RECORDS FOR THIS EXERCISE Start Marker

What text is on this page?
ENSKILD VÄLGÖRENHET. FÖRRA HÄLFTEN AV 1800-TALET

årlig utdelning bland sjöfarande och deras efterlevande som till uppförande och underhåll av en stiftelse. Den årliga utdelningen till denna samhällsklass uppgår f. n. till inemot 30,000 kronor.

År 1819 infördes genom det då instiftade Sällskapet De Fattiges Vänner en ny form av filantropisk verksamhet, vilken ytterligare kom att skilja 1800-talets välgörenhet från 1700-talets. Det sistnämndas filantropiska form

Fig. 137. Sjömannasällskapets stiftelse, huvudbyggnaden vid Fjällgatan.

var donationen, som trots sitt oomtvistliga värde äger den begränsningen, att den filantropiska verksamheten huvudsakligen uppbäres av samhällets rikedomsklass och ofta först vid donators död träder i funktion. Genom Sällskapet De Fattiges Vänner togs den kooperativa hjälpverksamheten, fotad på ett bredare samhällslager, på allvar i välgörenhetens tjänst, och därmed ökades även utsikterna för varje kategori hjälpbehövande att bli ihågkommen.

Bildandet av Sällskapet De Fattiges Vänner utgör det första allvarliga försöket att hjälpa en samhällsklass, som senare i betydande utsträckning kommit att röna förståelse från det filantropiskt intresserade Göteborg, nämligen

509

RECORDS FOR THIS EXERCISE End Marker

▶ [EXERCISE BRIEF]: Set down all the entries again, word for word.

▶ [ANSWER BELOW]:
What text is on this page?
ENSKILD VÄLGÖRENHET. FÖRRA HÄLFTEN AV 1800-TALET

årlig utdelning bland sjöfarande och deras efterlevande som till uppförande och underhåll av en stiftelse. Den årliga utdelningen till denna samhällsklass uppgår f. n. till inemot 30,000 kronor.

År 1819 infördes genom det då instiftade Sällskapet De Fattiges Vänner en ny form av filantropisk verksamhet, vilken ytterligare kom att skilja 1800-talets välgörenhet från 1700-talets. Det sistnämndas filantropiska form

Fig. 137. Sjömannasällskapets stiftelse, huvudbyggnaden vid Fjällgatan.

var donationen, som trots sitt oomtvistliga värde äger den begränsningen, att den filantropiska verksamheten huvudsakligen uppbäres av samhällets rikedomsklass och ofta först vid donators död träder i funktion. Genom Sällskapet De Fattiges Vänner togs den kooperativa hjälpverksamheten, fotad på ett bredare samhällslager, på allvar i välgörenhetens tjänst, och därmed ökades även utsikterna för varje kategori hjälpbehövande att bli ihågkommen.

Bildandet av Sällskapet De Fattiges Vänner utgör det första allvarliga försöket att hjälpa en samhällsklass, som senare i betydande utsträckning kommit att röna förståelse från det filantropiskt intresserade Göteborg, nämligen

509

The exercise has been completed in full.